BEGIN Supplied records

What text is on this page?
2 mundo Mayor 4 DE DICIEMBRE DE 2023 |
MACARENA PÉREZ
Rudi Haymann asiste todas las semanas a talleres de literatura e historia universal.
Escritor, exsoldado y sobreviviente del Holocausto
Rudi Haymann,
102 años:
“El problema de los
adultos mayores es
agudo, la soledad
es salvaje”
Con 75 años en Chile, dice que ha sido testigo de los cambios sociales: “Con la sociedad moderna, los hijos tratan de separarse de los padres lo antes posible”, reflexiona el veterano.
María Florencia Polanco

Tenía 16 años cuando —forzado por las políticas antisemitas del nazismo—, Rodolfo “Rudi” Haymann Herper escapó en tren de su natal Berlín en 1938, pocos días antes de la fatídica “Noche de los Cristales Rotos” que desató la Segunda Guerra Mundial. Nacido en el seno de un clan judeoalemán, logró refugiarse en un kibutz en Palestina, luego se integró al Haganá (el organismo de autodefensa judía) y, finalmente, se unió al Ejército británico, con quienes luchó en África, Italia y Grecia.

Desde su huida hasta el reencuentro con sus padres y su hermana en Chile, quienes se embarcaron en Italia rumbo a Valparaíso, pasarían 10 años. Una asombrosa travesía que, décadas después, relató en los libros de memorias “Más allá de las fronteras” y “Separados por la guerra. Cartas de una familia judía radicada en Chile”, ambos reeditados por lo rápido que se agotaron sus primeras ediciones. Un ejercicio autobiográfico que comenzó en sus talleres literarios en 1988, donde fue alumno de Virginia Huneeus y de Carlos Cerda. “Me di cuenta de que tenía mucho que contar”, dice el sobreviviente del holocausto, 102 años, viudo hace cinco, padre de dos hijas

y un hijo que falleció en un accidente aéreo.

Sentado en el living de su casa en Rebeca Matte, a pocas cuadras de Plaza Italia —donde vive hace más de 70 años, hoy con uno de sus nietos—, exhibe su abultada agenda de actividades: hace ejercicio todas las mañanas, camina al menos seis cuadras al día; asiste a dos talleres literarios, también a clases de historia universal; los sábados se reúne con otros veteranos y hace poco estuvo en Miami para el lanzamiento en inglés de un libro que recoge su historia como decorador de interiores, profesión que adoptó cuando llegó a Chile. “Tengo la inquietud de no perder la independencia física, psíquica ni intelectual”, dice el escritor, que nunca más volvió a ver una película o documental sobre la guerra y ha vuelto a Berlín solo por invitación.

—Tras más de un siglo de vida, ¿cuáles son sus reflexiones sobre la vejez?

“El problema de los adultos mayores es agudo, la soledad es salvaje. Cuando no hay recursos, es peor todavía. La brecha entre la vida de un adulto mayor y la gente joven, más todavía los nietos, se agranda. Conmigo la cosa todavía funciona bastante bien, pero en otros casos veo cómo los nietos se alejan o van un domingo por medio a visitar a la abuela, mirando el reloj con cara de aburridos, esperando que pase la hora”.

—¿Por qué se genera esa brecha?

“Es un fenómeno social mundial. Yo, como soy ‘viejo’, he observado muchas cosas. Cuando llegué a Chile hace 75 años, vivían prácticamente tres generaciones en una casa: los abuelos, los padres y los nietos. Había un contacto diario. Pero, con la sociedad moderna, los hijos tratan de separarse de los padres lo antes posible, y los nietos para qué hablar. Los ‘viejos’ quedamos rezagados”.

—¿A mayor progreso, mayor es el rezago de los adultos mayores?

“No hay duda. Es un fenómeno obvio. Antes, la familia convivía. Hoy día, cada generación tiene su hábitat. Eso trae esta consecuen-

END Supplied records

Prompt:
Reproduce each record exactly, leaving nothing out.

Expected answer:
What text is on this page?
2 mundo Mayor 4 DE DICIEMBRE DE 2023 |
MACARENA PÉREZ
Rudi Haymann asiste todas las semanas a talleres de literatura e historia universal.
Escritor, exsoldado y sobreviviente del Holocausto
Rudi Haymann,
102 años:
“El problema de los
adultos mayores es
agudo, la soledad
es salvaje”
Con 75 años en Chile, dice que ha sido testigo de los cambios sociales: “Con la sociedad moderna, los hijos tratan de separarse de los padres lo antes posible”, reflexiona el veterano.
María Florencia Polanco

Tenía 16 años cuando —forzado por las políticas antisemitas del nazismo—, Rodolfo “Rudi” Haymann Herper escapó en tren de su natal Berlín en 1938, pocos días antes de la fatídica “Noche de los Cristales Rotos” que desató la Segunda Guerra Mundial. Nacido en el seno de un clan judeoalemán, logró refugiarse en un kibutz en Palestina, luego se integró al Haganá (el organismo de autodefensa judía) y, finalmente, se unió al Ejército británico, con quienes luchó en África, Italia y Grecia.

Desde su huida hasta el reencuentro con sus padres y su hermana en Chile, quienes se embarcaron en Italia rumbo a Valparaíso, pasarían 10 años. Una asombrosa travesía que, décadas después, relató en los libros de memorias “Más allá de las fronteras” y “Separados por la guerra. Cartas de una familia judía radicada en Chile”, ambos reeditados por lo rápido que se agotaron sus primeras ediciones. Un ejercicio autobiográfico que comenzó en sus talleres literarios en 1988, donde fue alumno de Virginia Huneeus y de Carlos Cerda. “Me di cuenta de que tenía mucho que contar”, dice el sobreviviente del holocausto, 102 años, viudo hace cinco, padre de dos hijas

y un hijo que falleció en un accidente aéreo.

Sentado en el living de su casa en Rebeca Matte, a pocas cuadras de Plaza Italia —donde vive hace más de 70 años, hoy con uno de sus nietos—, exhibe su abultada agenda de actividades: hace ejercicio todas las mañanas, camina al menos seis cuadras al día; asiste a dos talleres literarios, también a clases de historia universal; los sábados se reúne con otros veteranos y hace poco estuvo en Miami para el lanzamiento en inglés de un libro que recoge su historia como decorador de interiores, profesión que adoptó cuando llegó a Chile. “Tengo la inquietud de no perder la independencia física, psíquica ni intelectual”, dice el escritor, que nunca más volvió a ver una película o documental sobre la guerra y ha vuelto a Berlín solo por invitación.

—Tras más de un siglo de vida, ¿cuáles son sus reflexiones sobre la vejez?

“El problema de los adultos mayores es agudo, la soledad es salvaje. Cuando no hay recursos, es peor todavía. La brecha entre la vida de un adulto mayor y la gente joven, más todavía los nietos, se agranda. Conmigo la cosa todavía funciona bastante bien, pero en otros casos veo cómo los nietos se alejan o van un domingo por medio a visitar a la abuela, mirando el reloj con cara de aburridos, esperando que pase la hora”.

—¿Por qué se genera esa brecha?

“Es un fenómeno social mundial. Yo, como soy ‘viejo’, he observado muchas cosas. Cuando llegué a Chile hace 75 años, vivían prácticamente tres generaciones en una casa: los abuelos, los padres y los nietos. Había un contacto diario. Pero, con la sociedad moderna, los hijos tratan de separarse de los padres lo antes posible, y los nietos para qué hablar. Los ‘viejos’ quedamos rezagados”.

—¿A mayor progreso, mayor es el rezago de los adultos mayores?

“No hay duda. Es un fenómeno obvio. Antes, la familia convivía. Hoy día, cada generación tiene su hábitat. Eso trae esta consecuen-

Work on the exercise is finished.